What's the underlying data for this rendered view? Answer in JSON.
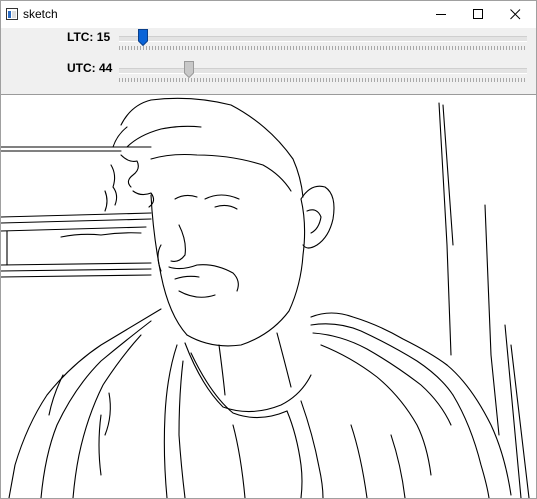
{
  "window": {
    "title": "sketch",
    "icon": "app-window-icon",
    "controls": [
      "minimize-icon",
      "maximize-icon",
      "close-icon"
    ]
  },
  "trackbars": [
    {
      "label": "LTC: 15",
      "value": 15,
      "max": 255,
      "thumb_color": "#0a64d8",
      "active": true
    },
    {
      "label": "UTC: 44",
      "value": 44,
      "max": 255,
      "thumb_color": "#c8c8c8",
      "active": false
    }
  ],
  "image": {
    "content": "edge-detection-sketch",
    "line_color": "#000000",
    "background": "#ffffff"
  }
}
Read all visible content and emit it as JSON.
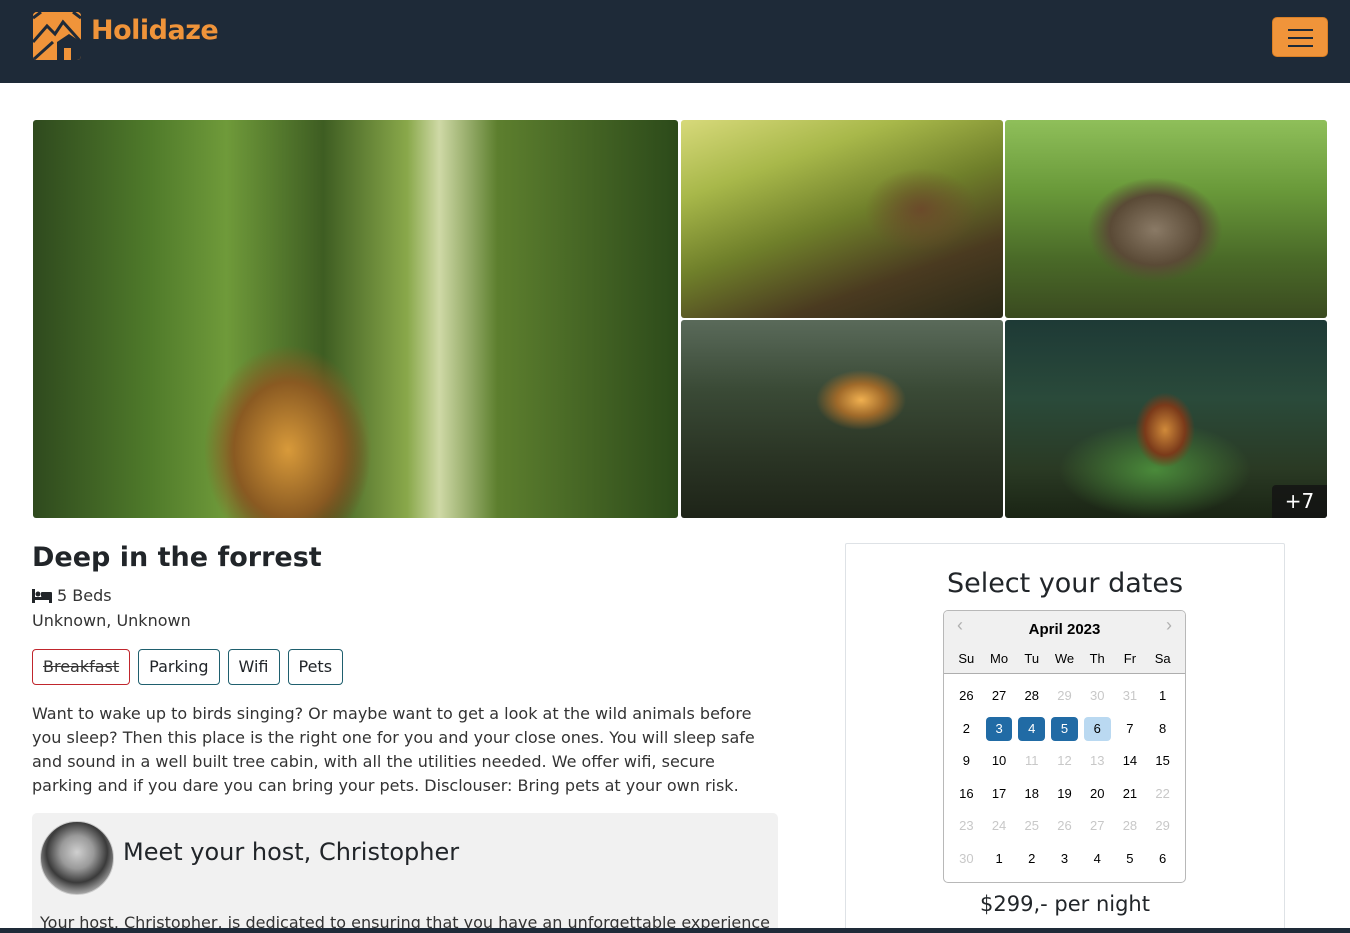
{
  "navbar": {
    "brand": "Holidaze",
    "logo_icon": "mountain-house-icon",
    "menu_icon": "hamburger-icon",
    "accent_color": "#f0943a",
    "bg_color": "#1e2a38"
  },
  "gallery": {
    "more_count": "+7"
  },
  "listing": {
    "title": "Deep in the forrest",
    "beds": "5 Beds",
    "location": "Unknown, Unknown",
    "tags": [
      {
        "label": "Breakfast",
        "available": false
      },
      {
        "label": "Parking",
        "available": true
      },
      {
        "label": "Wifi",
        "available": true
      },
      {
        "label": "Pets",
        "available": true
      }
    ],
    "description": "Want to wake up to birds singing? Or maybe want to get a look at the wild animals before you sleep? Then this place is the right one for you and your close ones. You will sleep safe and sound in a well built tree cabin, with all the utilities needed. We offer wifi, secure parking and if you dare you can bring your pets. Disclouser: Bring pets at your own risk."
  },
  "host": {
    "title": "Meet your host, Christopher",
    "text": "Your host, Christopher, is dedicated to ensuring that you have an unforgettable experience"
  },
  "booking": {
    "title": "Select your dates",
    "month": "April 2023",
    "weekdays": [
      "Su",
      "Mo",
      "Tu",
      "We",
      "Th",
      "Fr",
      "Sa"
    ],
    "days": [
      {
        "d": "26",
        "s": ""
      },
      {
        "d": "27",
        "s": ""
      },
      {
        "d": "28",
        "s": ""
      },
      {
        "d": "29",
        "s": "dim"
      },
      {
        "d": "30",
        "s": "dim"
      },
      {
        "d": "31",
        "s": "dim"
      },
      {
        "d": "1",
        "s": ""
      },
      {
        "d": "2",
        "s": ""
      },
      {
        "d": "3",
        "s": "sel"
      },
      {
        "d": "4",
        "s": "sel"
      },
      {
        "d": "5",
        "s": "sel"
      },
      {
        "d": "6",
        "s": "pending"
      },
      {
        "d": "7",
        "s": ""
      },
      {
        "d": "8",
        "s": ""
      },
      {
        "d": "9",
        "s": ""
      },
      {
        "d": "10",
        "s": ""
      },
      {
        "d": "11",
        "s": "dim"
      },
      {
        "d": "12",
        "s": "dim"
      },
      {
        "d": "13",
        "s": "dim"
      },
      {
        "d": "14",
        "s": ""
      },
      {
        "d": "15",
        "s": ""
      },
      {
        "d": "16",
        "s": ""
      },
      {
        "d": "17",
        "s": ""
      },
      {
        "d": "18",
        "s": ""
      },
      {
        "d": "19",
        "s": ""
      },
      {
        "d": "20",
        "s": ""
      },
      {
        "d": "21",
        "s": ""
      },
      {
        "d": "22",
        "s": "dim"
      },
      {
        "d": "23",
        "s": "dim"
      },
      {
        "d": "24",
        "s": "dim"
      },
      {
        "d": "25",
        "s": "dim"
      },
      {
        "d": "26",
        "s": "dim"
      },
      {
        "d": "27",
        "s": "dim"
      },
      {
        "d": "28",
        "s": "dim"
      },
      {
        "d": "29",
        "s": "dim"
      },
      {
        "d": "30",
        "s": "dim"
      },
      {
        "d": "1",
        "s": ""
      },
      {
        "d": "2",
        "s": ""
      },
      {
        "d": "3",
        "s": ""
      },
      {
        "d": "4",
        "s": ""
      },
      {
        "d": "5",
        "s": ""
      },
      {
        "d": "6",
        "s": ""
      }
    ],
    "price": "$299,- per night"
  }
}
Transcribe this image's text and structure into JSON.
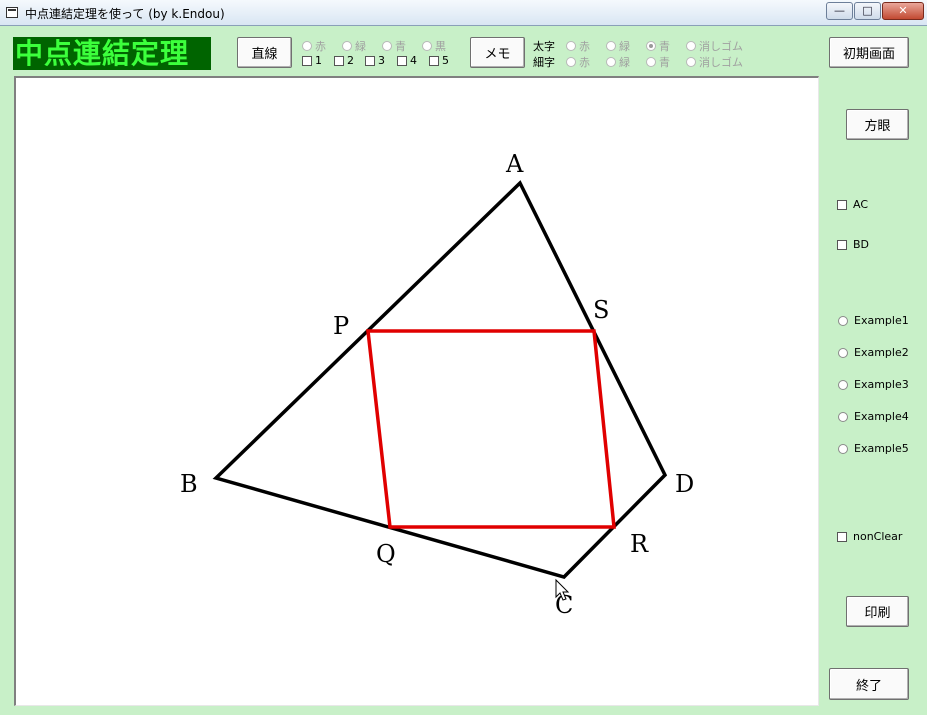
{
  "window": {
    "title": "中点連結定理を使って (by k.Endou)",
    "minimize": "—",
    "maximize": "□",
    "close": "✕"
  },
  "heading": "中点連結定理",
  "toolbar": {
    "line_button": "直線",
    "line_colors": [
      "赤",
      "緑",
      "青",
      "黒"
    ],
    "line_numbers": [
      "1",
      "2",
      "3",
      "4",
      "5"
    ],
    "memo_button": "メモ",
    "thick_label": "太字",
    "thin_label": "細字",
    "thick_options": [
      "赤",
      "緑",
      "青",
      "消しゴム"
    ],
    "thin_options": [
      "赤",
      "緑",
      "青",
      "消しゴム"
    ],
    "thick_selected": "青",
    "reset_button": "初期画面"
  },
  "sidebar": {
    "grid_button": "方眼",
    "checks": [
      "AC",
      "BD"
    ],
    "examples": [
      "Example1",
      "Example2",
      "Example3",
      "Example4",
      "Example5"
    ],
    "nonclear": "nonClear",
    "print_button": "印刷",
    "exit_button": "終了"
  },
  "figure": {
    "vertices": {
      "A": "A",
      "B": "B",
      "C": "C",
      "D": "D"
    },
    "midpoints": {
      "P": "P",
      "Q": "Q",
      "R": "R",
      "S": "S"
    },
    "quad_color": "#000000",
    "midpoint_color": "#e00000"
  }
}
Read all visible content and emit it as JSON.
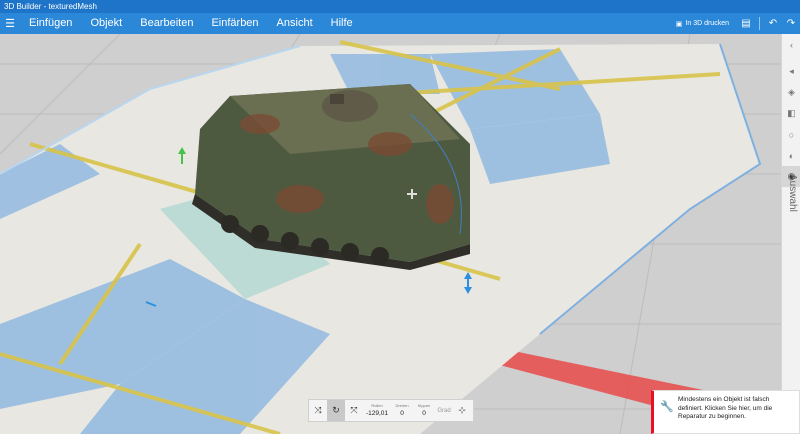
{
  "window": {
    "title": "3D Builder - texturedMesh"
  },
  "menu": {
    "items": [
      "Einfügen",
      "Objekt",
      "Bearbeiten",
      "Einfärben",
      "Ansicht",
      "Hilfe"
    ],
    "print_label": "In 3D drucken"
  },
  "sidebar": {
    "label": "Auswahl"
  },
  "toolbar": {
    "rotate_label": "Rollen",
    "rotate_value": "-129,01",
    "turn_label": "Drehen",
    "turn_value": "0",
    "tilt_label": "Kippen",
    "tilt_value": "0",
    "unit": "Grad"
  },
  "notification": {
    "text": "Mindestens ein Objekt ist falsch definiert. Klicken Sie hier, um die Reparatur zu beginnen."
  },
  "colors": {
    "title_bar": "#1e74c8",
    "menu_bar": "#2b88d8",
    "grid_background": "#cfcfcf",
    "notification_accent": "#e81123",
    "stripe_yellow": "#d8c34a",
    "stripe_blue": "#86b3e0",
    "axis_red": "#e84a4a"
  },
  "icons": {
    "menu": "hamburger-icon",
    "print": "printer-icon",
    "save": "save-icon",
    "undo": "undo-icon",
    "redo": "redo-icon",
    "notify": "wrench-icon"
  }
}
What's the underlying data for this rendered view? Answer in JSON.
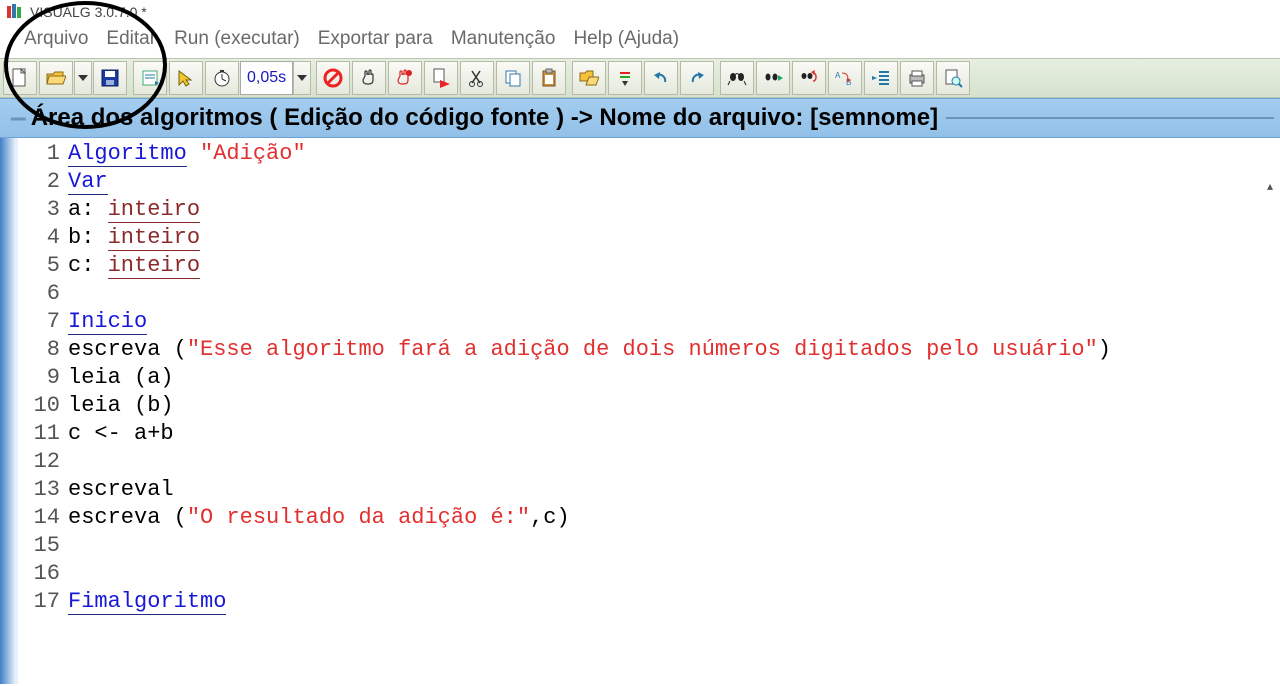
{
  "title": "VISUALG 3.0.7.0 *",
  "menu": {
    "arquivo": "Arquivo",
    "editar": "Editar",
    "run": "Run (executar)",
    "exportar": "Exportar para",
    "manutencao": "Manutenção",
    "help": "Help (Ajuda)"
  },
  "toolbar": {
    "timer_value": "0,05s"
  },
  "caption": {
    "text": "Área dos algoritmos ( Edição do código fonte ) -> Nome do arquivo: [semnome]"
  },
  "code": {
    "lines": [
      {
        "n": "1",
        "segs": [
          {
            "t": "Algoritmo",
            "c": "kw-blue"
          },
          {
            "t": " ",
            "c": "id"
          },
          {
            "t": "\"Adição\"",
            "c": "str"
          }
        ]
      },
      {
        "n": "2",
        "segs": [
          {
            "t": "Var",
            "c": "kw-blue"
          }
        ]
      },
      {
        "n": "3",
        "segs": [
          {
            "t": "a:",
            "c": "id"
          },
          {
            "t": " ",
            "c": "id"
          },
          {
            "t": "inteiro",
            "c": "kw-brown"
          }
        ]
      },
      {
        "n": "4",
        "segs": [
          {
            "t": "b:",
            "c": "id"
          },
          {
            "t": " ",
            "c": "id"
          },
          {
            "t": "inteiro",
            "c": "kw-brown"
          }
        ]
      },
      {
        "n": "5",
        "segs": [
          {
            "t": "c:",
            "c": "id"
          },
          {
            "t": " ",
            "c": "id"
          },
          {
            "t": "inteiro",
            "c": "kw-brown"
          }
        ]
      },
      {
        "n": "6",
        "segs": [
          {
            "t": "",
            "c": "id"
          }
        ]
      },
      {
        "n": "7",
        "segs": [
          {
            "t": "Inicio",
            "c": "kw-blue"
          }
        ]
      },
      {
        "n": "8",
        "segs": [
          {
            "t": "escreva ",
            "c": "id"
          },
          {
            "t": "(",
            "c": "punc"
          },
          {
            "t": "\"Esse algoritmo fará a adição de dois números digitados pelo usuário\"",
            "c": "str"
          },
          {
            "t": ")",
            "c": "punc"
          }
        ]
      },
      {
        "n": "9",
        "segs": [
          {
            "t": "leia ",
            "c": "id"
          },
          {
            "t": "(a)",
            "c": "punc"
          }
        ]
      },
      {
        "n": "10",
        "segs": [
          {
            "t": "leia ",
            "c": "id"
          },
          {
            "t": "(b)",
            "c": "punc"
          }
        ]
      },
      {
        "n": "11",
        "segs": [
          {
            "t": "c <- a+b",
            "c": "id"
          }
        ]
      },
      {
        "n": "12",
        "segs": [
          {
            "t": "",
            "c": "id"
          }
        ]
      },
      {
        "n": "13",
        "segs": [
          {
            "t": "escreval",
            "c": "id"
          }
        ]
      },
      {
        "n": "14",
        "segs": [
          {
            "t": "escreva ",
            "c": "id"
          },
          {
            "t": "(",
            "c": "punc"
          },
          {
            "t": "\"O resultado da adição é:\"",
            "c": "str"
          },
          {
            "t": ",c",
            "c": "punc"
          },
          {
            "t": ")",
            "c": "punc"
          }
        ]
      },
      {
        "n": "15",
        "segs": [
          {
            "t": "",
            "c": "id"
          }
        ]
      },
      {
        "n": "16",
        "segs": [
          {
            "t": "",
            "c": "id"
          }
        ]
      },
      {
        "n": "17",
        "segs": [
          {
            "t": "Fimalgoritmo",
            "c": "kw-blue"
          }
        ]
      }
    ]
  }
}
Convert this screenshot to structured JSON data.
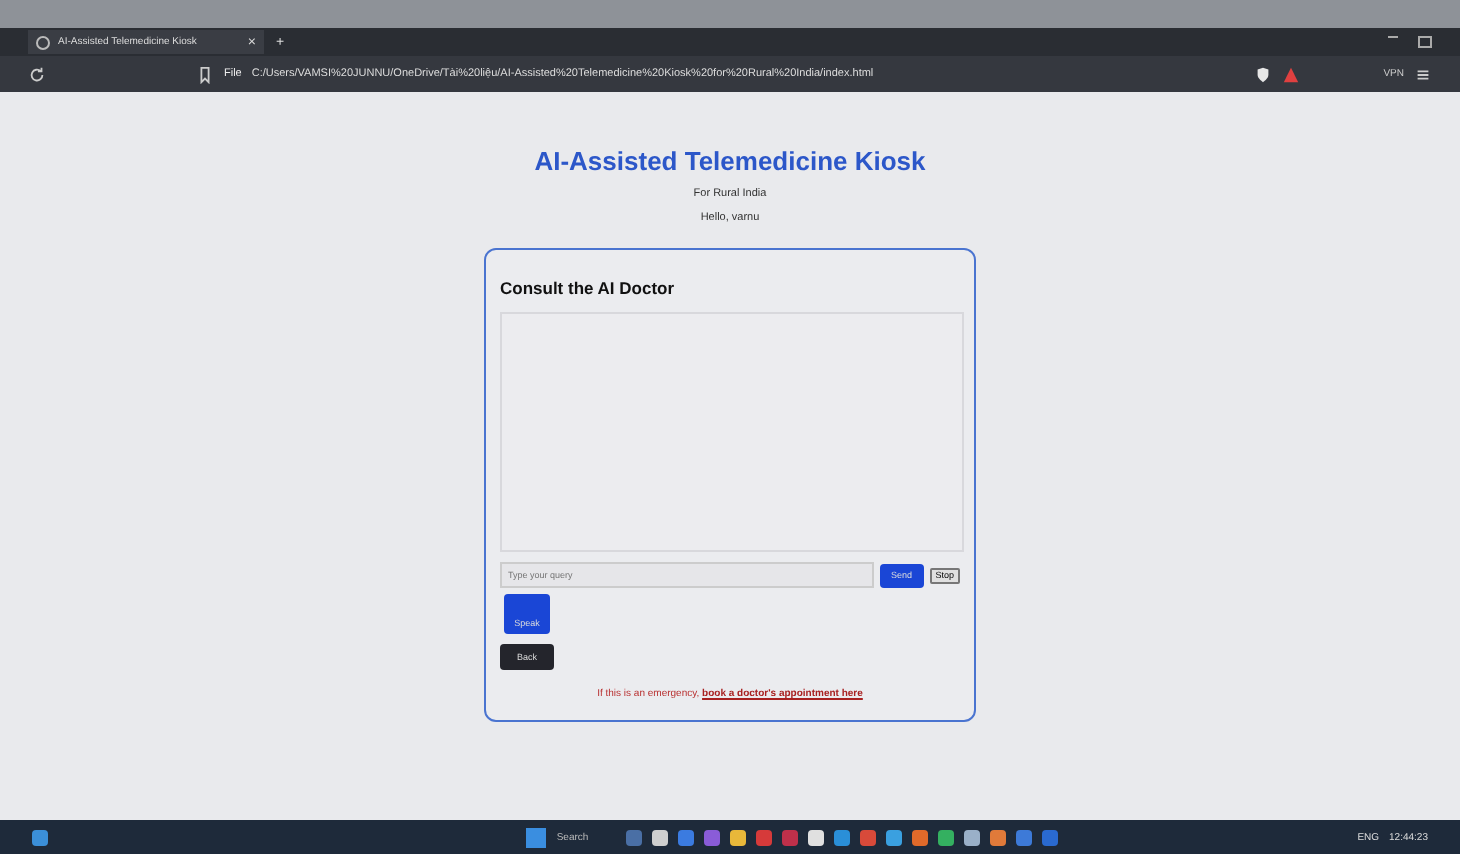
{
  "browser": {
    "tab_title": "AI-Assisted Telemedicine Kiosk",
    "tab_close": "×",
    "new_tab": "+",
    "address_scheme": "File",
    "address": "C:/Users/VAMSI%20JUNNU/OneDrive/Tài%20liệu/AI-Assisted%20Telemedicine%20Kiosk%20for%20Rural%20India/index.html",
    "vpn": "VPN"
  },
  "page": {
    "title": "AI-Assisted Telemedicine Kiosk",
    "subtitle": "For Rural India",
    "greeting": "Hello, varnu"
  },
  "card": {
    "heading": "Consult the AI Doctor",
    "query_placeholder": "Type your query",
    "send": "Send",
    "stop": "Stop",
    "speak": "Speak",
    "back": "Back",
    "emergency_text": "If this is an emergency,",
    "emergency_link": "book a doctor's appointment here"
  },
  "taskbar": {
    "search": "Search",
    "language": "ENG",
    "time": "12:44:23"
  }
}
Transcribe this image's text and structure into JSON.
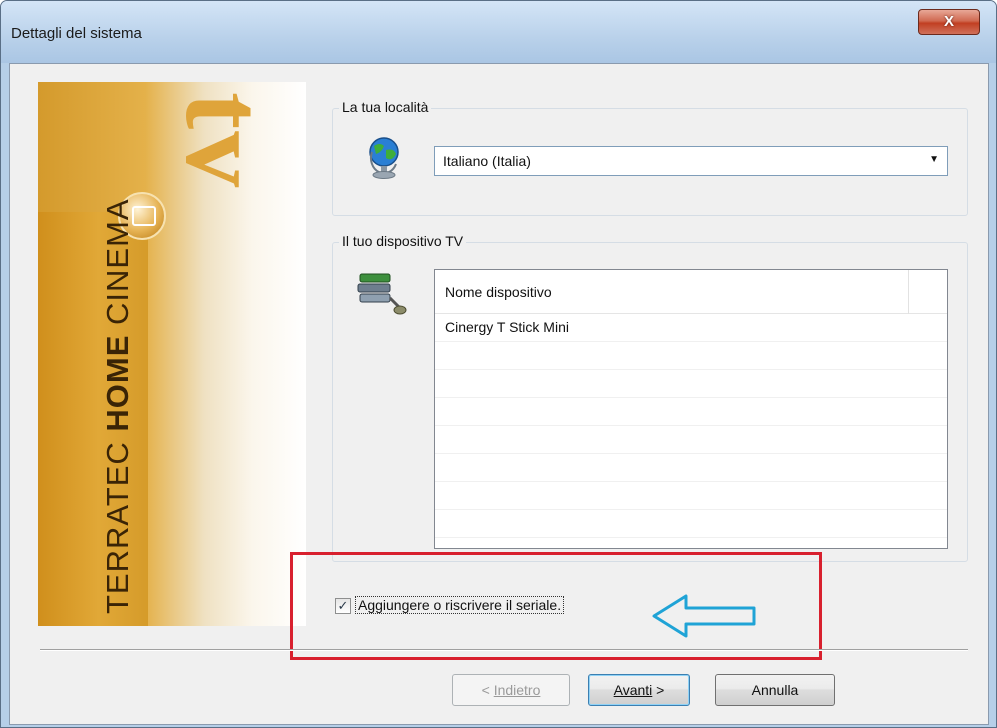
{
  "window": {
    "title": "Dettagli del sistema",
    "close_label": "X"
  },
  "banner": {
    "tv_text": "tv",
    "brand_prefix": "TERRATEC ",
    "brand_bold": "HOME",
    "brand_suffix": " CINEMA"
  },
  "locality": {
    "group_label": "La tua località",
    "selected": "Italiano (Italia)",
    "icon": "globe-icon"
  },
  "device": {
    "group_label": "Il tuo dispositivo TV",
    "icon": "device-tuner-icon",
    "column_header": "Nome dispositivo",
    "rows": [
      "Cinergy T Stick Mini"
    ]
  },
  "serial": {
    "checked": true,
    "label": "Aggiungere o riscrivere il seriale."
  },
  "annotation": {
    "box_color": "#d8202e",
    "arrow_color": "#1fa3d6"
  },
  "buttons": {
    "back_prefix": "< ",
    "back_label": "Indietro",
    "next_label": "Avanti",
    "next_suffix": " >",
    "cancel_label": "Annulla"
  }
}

### TASK GOAL
Locate all lines in the listing above with the word "Christopher" and copy them.

### RESULT OF THE EXERCISE
    "title": "Meet your host, Christopher",
    "text": "Your host, Christopher, is dedicated to ensuring that you have an unforgettable experience"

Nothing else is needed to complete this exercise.